* EXERCISE AIM
Only the pictures are omitted; repeat all other data exactly.
----------
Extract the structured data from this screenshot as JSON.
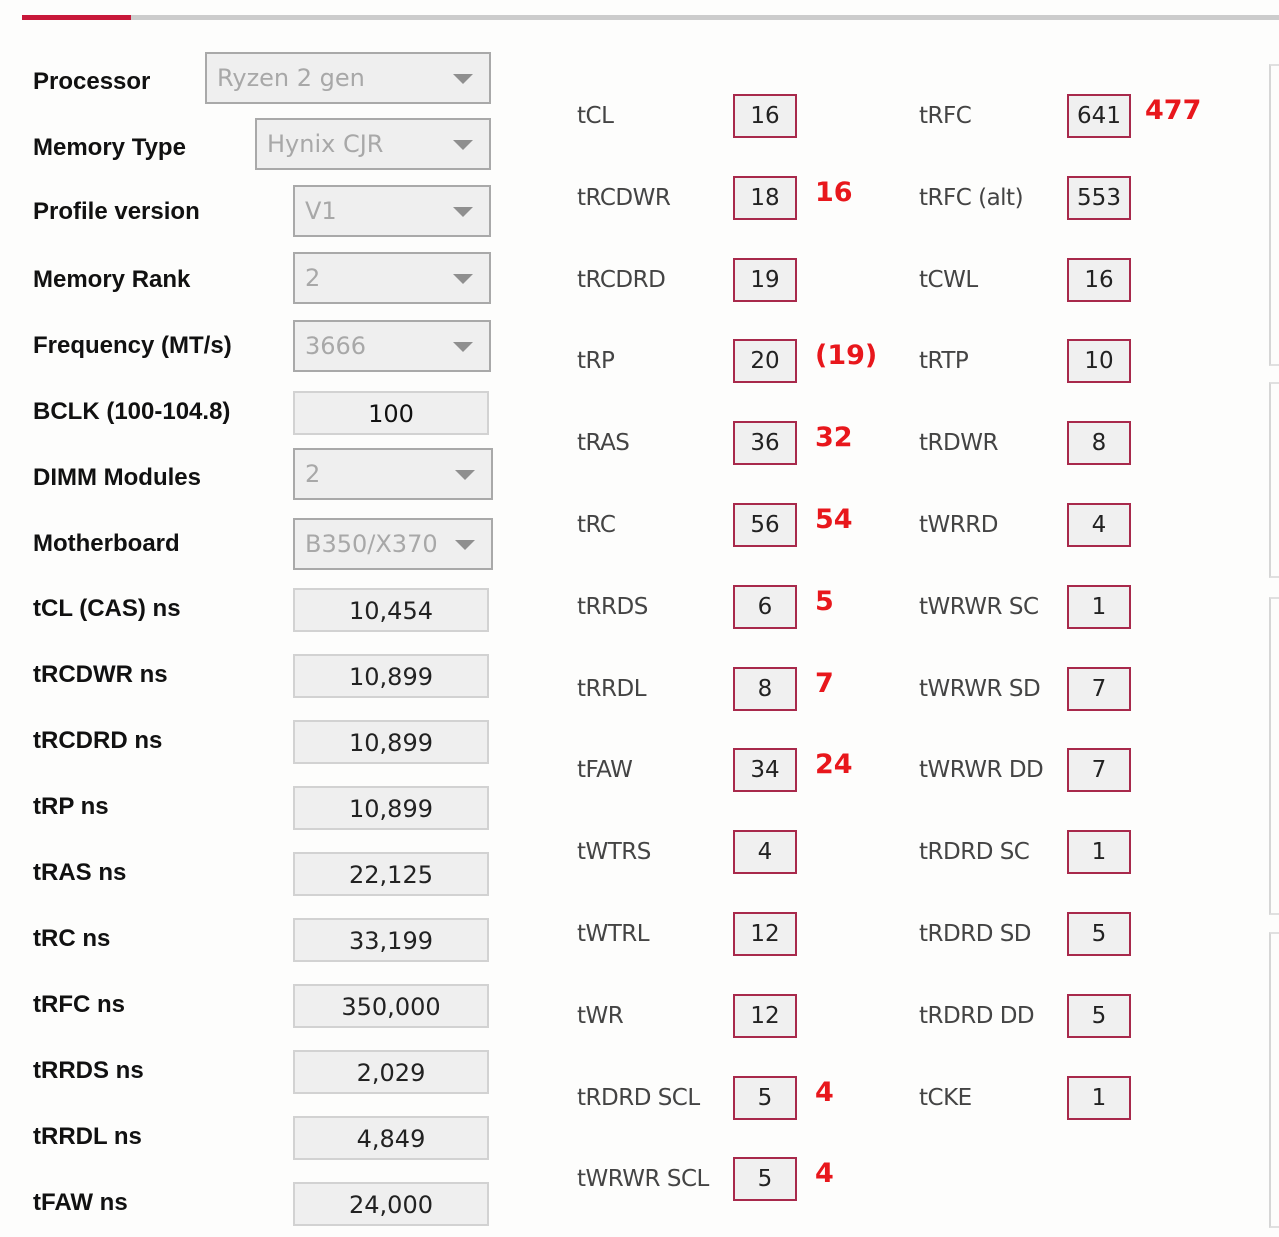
{
  "header": {
    "tab_indicator": {
      "active_color": "#c8183a",
      "track_color": "#cccccc"
    }
  },
  "settings": [
    {
      "label": "Processor",
      "kind": "dropdown",
      "value": "Ryzen 2 gen"
    },
    {
      "label": "Memory Type",
      "kind": "dropdown",
      "value": "Hynix CJR"
    },
    {
      "label": "Profile version",
      "kind": "dropdown",
      "value": "V1"
    },
    {
      "label": "Memory Rank",
      "kind": "dropdown",
      "value": "2"
    },
    {
      "label": "Frequency (MT/s)",
      "kind": "dropdown",
      "value": "3666"
    },
    {
      "label": "BCLK (100-104.8)",
      "kind": "input",
      "value": "100"
    },
    {
      "label": "DIMM Modules",
      "kind": "dropdown",
      "value": "2"
    },
    {
      "label": "Motherboard",
      "kind": "dropdown",
      "value": "B350/X370"
    }
  ],
  "ns_values": [
    {
      "label": "tCL (CAS) ns",
      "value": "10,454"
    },
    {
      "label": "tRCDWR ns",
      "value": "10,899"
    },
    {
      "label": "tRCDRD ns",
      "value": "10,899"
    },
    {
      "label": "tRP ns",
      "value": "10,899"
    },
    {
      "label": "tRAS ns",
      "value": "22,125"
    },
    {
      "label": "tRC ns",
      "value": "33,199"
    },
    {
      "label": "tRFC ns",
      "value": "350,000"
    },
    {
      "label": "tRRDS ns",
      "value": "2,029"
    },
    {
      "label": "tRRDL ns",
      "value": "4,849"
    },
    {
      "label": "tFAW ns",
      "value": "24,000"
    }
  ],
  "timings_primary": [
    {
      "label": "tCL",
      "value": "16",
      "note": ""
    },
    {
      "label": "tRCDWR",
      "value": "18",
      "note": "16"
    },
    {
      "label": "tRCDRD",
      "value": "19",
      "note": ""
    },
    {
      "label": "tRP",
      "value": "20",
      "note": "(19)"
    },
    {
      "label": "tRAS",
      "value": "36",
      "note": "32"
    },
    {
      "label": "tRC",
      "value": "56",
      "note": "54"
    },
    {
      "label": "tRRDS",
      "value": "6",
      "note": "5"
    },
    {
      "label": "tRRDL",
      "value": "8",
      "note": "7"
    },
    {
      "label": "tFAW",
      "value": "34",
      "note": "24"
    },
    {
      "label": "tWTRS",
      "value": "4",
      "note": ""
    },
    {
      "label": "tWTRL",
      "value": "12",
      "note": ""
    },
    {
      "label": "tWR",
      "value": "12",
      "note": ""
    },
    {
      "label": "tRDRD SCL",
      "value": "5",
      "note": "4"
    },
    {
      "label": "tWRWR SCL",
      "value": "5",
      "note": "4"
    }
  ],
  "timings_secondary": [
    {
      "label": "tRFC",
      "value": "641",
      "note": "477"
    },
    {
      "label": "tRFC (alt)",
      "value": "553",
      "note": ""
    },
    {
      "label": "tCWL",
      "value": "16",
      "note": ""
    },
    {
      "label": "tRTP",
      "value": "10",
      "note": ""
    },
    {
      "label": "tRDWR",
      "value": "8",
      "note": ""
    },
    {
      "label": "tWRRD",
      "value": "4",
      "note": ""
    },
    {
      "label": "tWRWR SC",
      "value": "1",
      "note": ""
    },
    {
      "label": "tWRWR SD",
      "value": "7",
      "note": ""
    },
    {
      "label": "tWRWR DD",
      "value": "7",
      "note": ""
    },
    {
      "label": "tRDRD SC",
      "value": "1",
      "note": ""
    },
    {
      "label": "tRDRD SD",
      "value": "5",
      "note": ""
    },
    {
      "label": "tRDRD DD",
      "value": "5",
      "note": ""
    },
    {
      "label": "tCKE",
      "value": "1",
      "note": ""
    }
  ],
  "colors": {
    "timing_box_border": "#a8294b",
    "annotation": "#e8171c"
  }
}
----------
* WRITTEN ANSWER
Extract the structured data from this screenshot as JSON.
{
  "header": {
    "tab_indicator": {
      "active_color": "#c8183a",
      "track_color": "#cccccc"
    }
  },
  "settings": [
    {
      "label": "Processor",
      "kind": "dropdown",
      "value": "Ryzen 2 gen"
    },
    {
      "label": "Memory Type",
      "kind": "dropdown",
      "value": "Hynix CJR"
    },
    {
      "label": "Profile version",
      "kind": "dropdown",
      "value": "V1"
    },
    {
      "label": "Memory Rank",
      "kind": "dropdown",
      "value": "2"
    },
    {
      "label": "Frequency (MT/s)",
      "kind": "dropdown",
      "value": "3666"
    },
    {
      "label": "BCLK (100-104.8)",
      "kind": "input",
      "value": "100"
    },
    {
      "label": "DIMM Modules",
      "kind": "dropdown",
      "value": "2"
    },
    {
      "label": "Motherboard",
      "kind": "dropdown",
      "value": "B350/X370"
    }
  ],
  "ns_values": [
    {
      "label": "tCL (CAS) ns",
      "value": "10,454"
    },
    {
      "label": "tRCDWR ns",
      "value": "10,899"
    },
    {
      "label": "tRCDRD ns",
      "value": "10,899"
    },
    {
      "label": "tRP ns",
      "value": "10,899"
    },
    {
      "label": "tRAS ns",
      "value": "22,125"
    },
    {
      "label": "tRC ns",
      "value": "33,199"
    },
    {
      "label": "tRFC ns",
      "value": "350,000"
    },
    {
      "label": "tRRDS ns",
      "value": "2,029"
    },
    {
      "label": "tRRDL ns",
      "value": "4,849"
    },
    {
      "label": "tFAW ns",
      "value": "24,000"
    }
  ],
  "timings_primary": [
    {
      "label": "tCL",
      "value": "16",
      "note": ""
    },
    {
      "label": "tRCDWR",
      "value": "18",
      "note": "16"
    },
    {
      "label": "tRCDRD",
      "value": "19",
      "note": ""
    },
    {
      "label": "tRP",
      "value": "20",
      "note": "(19)"
    },
    {
      "label": "tRAS",
      "value": "36",
      "note": "32"
    },
    {
      "label": "tRC",
      "value": "56",
      "note": "54"
    },
    {
      "label": "tRRDS",
      "value": "6",
      "note": "5"
    },
    {
      "label": "tRRDL",
      "value": "8",
      "note": "7"
    },
    {
      "label": "tFAW",
      "value": "34",
      "note": "24"
    },
    {
      "label": "tWTRS",
      "value": "4",
      "note": ""
    },
    {
      "label": "tWTRL",
      "value": "12",
      "note": ""
    },
    {
      "label": "tWR",
      "value": "12",
      "note": ""
    },
    {
      "label": "tRDRD SCL",
      "value": "5",
      "note": "4"
    },
    {
      "label": "tWRWR SCL",
      "value": "5",
      "note": "4"
    }
  ],
  "timings_secondary": [
    {
      "label": "tRFC",
      "value": "641",
      "note": "477"
    },
    {
      "label": "tRFC (alt)",
      "value": "553",
      "note": ""
    },
    {
      "label": "tCWL",
      "value": "16",
      "note": ""
    },
    {
      "label": "tRTP",
      "value": "10",
      "note": ""
    },
    {
      "label": "tRDWR",
      "value": "8",
      "note": ""
    },
    {
      "label": "tWRRD",
      "value": "4",
      "note": ""
    },
    {
      "label": "tWRWR SC",
      "value": "1",
      "note": ""
    },
    {
      "label": "tWRWR SD",
      "value": "7",
      "note": ""
    },
    {
      "label": "tWRWR DD",
      "value": "7",
      "note": ""
    },
    {
      "label": "tRDRD SC",
      "value": "1",
      "note": ""
    },
    {
      "label": "tRDRD SD",
      "value": "5",
      "note": ""
    },
    {
      "label": "tRDRD DD",
      "value": "5",
      "note": ""
    },
    {
      "label": "tCKE",
      "value": "1",
      "note": ""
    }
  ],
  "colors": {
    "timing_box_border": "#a8294b",
    "annotation": "#e8171c"
  }
}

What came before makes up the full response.